# TASK TO CARRY OUT:
Leave out any picture and return the remaining listing below exactly as given.

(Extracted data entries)
============

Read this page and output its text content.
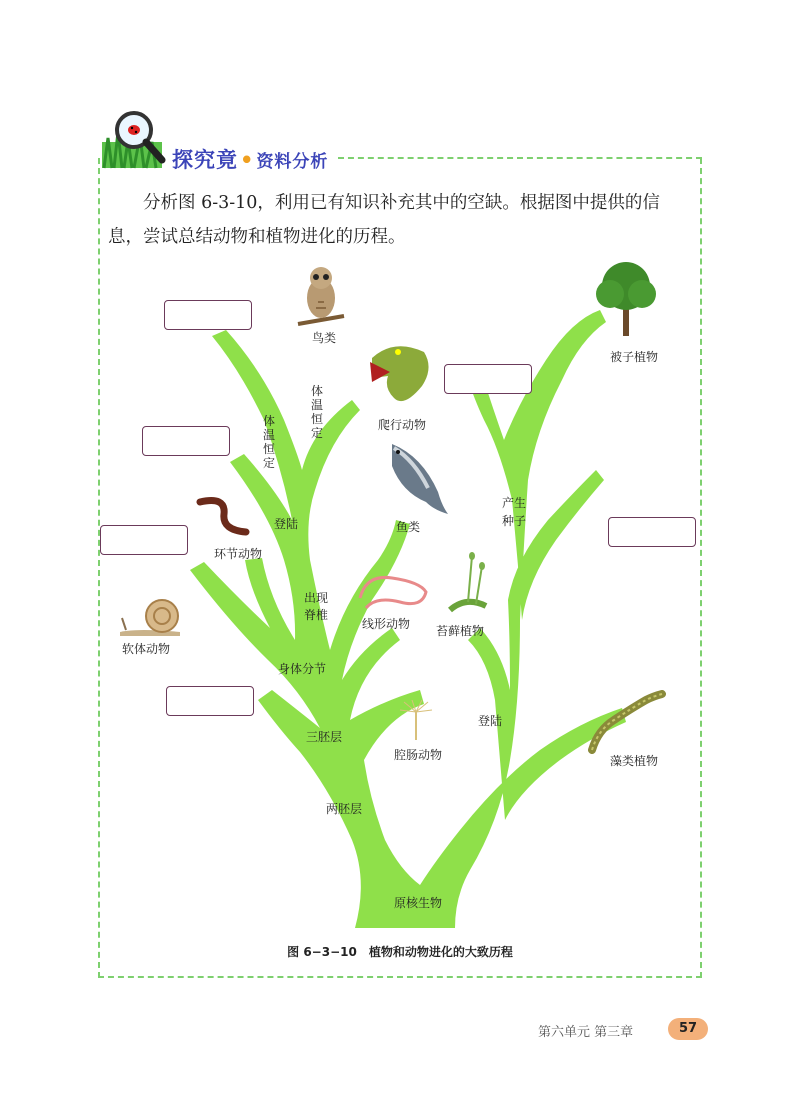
探究竟• 资料分析
分析图 6-3-10，利用已有知识补充其中的空缺。根据图中提供的信息，尝试总结动物和植物进化的历程。
鸟类
爬行动物
鱼类
环节动物
软体动物
线形动物 苔藓植物
腔肠动物
被子植物
藻类植物
原核生物
两胚层
三胚层
身体分节
出现
脊椎
登陆
体温恒定
体温恒定
登陆
产生
种子
图 6−3−10　植物和动物进化的大致历程
第六单元 第三章	57
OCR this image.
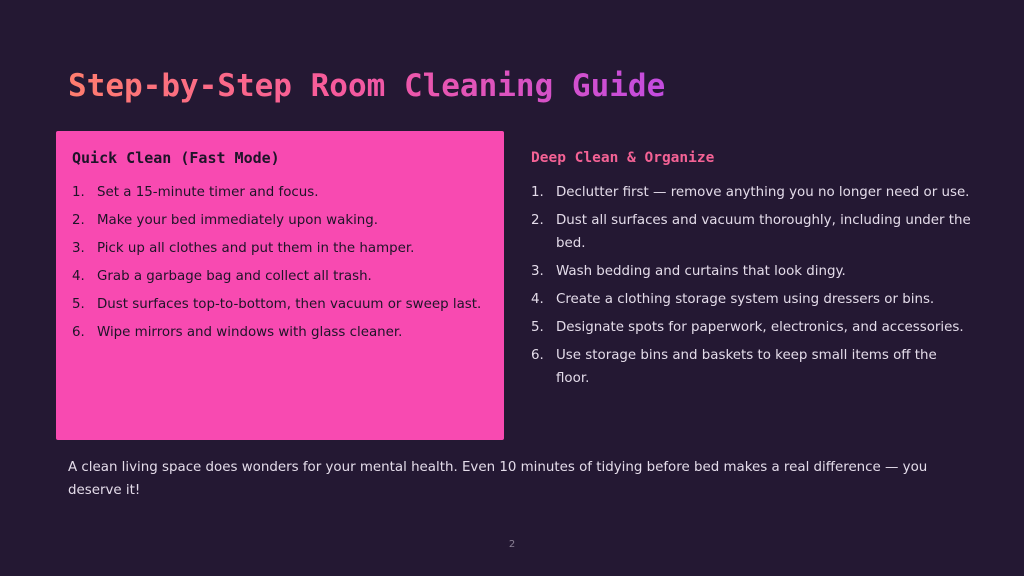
Step-by-Step Room Cleaning Guide
Quick Clean (Fast Mode)
1. Set a 15-minute timer and focus.
2. Make your bed immediately upon waking.
3. Pick up all clothes and put them in the hamper.
4. Grab a garbage bag and collect all trash.
5. Dust surfaces top-to-bottom, then vacuum or sweep last.
6. Wipe mirrors and windows with glass cleaner.
Deep Clean & Organize
1. Declutter first — remove anything you no longer need or use.
2. Dust all surfaces and vacuum thoroughly, including under the bed.
3. Wash bedding and curtains that look dingy.
4. Create a clothing storage system using dressers or bins.
5. Designate spots for paperwork, electronics, and accessories.
6. Use storage bins and baskets to keep small items off the floor.

A clean living space does wonders for your mental health. Even 10 minutes of tidying before bed makes a real difference — you deserve it!

2
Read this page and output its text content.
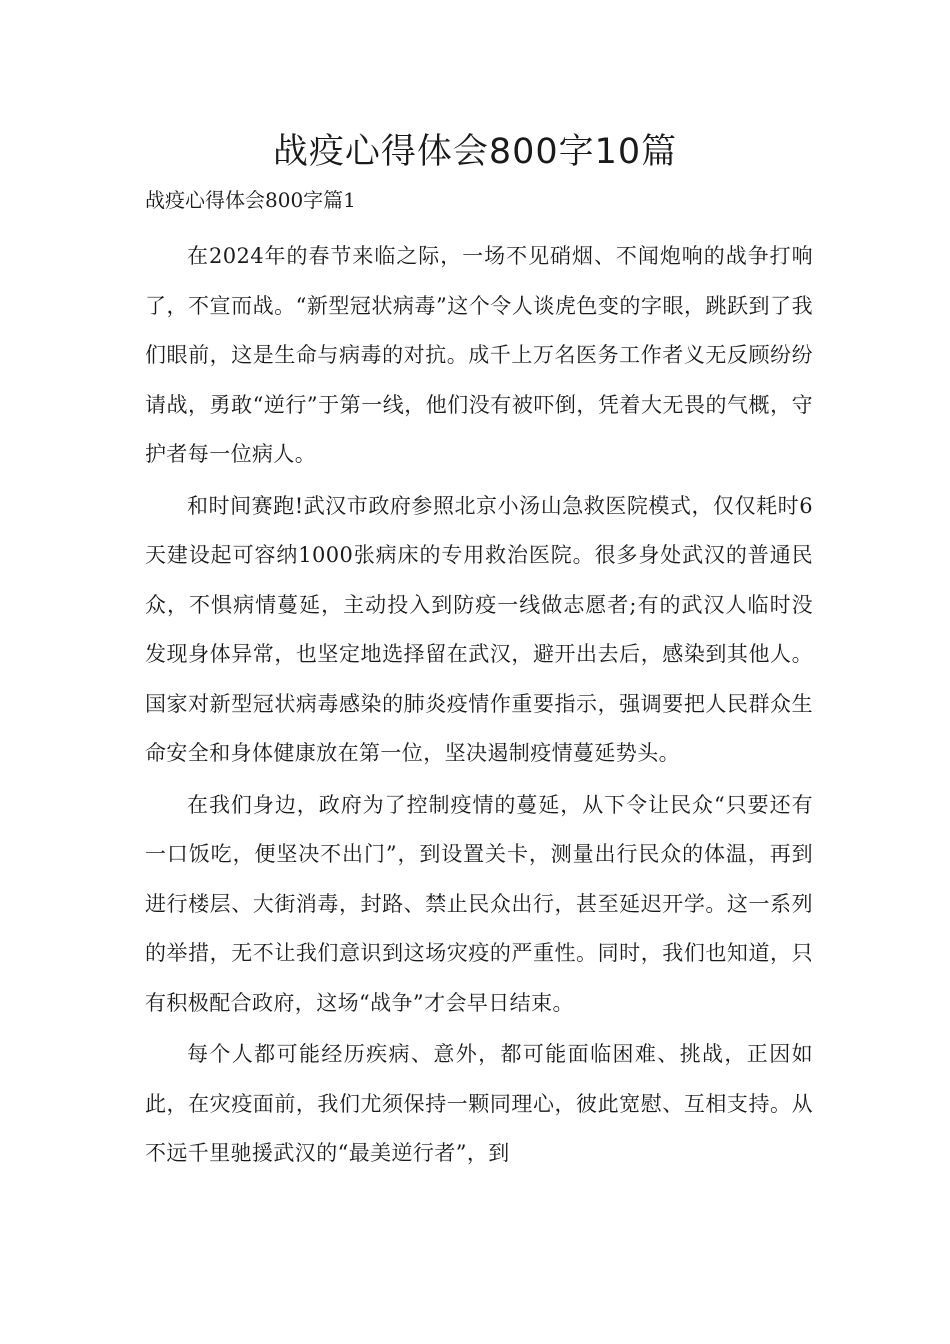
战疫心得体会800字10篇
战疫心得体会800字篇1

在2024年的春节来临之际，一场不见硝烟、不闻炮响的战争打响了，不宣而战。“新型冠状病毒”这个令人谈虎色变的字眼，跳跃到了我们眼前，这是生命与病毒的对抗。成千上万名医务工作者义无反顾纷纷请战，勇敢“逆行”于第一线，他们没有被吓倒，凭着大无畏的气概，守护者每一位病人。

和时间赛跑!武汉市政府参照北京小汤山急救医院模式，仅仅耗时6天建设起可容纳1000张病床的专用救治医院。很多身处武汉的普通民众，不惧病情蔓延，主动投入到防疫一线做志愿者;有的武汉人临时没发现身体异常，也坚定地选择留在武汉，避开出去后，感染到其他人。国家对新型冠状病毒感染的肺炎疫情作重要指示，强调要把人民群众生命安全和身体健康放在第一位，坚决遏制疫情蔓延势头。

在我们身边，政府为了控制疫情的蔓延，从下令让民众“只要还有一口饭吃，便坚决不出门”，到设置关卡，测量出行民众的体温，再到进行楼层、大街消毒，封路、禁止民众出行，甚至延迟开学。这一系列的举措，无不让我们意识到这场灾疫的严重性。同时，我们也知道，只有积极配合政府，这场“战争”才会早日结束。

每个人都可能经历疾病、意外，都可能面临困难、挑战，正因如此，在灾疫面前，我们尤须保持一颗同理心，彼此宽慰、互相支持。从不远千里驰援武汉的“最美逆行者”，到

============

# REPLY:
Read this page and output its text content.
探究竟• 资料分析
分析图 6-3-10，利用已有知识补充其中的空缺。根据图中提供的信息，尝试总结动物和植物进化的历程。
鸟类
爬行动物
鱼类
环节动物
软体动物
线形动物 苔藓植物
腔肠动物
被子植物
藻类植物
原核生物
两胚层
三胚层
身体分节
出现
脊椎
登陆
体温恒定
体温恒定
登陆
产生
种子
图 6−3−10　植物和动物进化的大致历程
第六单元 第三章	57
OCR this image.
Step-by-Step Room Cleaning Guide
Quick Clean (Fast Mode)
1. Set a 15-minute timer and focus.
2. Make your bed immediately upon waking.
3. Pick up all clothes and put them in the hamper.
4. Grab a garbage bag and collect all trash.
5. Dust surfaces top-to-bottom, then vacuum or sweep last.
6. Wipe mirrors and windows with glass cleaner.
Deep Clean & Organize
1. Declutter first — remove anything you no longer need or use.
2. Dust all surfaces and vacuum thoroughly, including under the bed.
3. Wash bedding and curtains that look dingy.
4. Create a clothing storage system using dressers or bins.
5. Designate spots for paperwork, electronics, and accessories.
6. Use storage bins and baskets to keep small items off the floor.

A clean living space does wonders for your mental health. Even 10 minutes of tidying before bed makes a real difference — you deserve it!

2
Read this page and output its text content.
战疫心得体会800字10篇
战疫心得体会800字篇1

在2024年的春节来临之际，一场不见硝烟、不闻炮响的战争打响了，不宣而战。“新型冠状病毒”这个令人谈虎色变的字眼，跳跃到了我们眼前，这是生命与病毒的对抗。成千上万名医务工作者义无反顾纷纷请战，勇敢“逆行”于第一线，他们没有被吓倒，凭着大无畏的气概，守护者每一位病人。

和时间赛跑!武汉市政府参照北京小汤山急救医院模式，仅仅耗时6天建设起可容纳1000张病床的专用救治医院。很多身处武汉的普通民众，不惧病情蔓延，主动投入到防疫一线做志愿者;有的武汉人临时没发现身体异常，也坚定地选择留在武汉，避开出去后，感染到其他人。国家对新型冠状病毒感染的肺炎疫情作重要指示，强调要把人民群众生命安全和身体健康放在第一位，坚决遏制疫情蔓延势头。

在我们身边，政府为了控制疫情的蔓延，从下令让民众“只要还有一口饭吃，便坚决不出门”，到设置关卡，测量出行民众的体温，再到进行楼层、大街消毒，封路、禁止民众出行，甚至延迟开学。这一系列的举措，无不让我们意识到这场灾疫的严重性。同时，我们也知道，只有积极配合政府，这场“战争”才会早日结束。

每个人都可能经历疾病、意外，都可能面临困难、挑战，正因如此，在灾疫面前，我们尤须保持一颗同理心，彼此宽慰、互相支持。从不远千里驰援武汉的“最美逆行者”，到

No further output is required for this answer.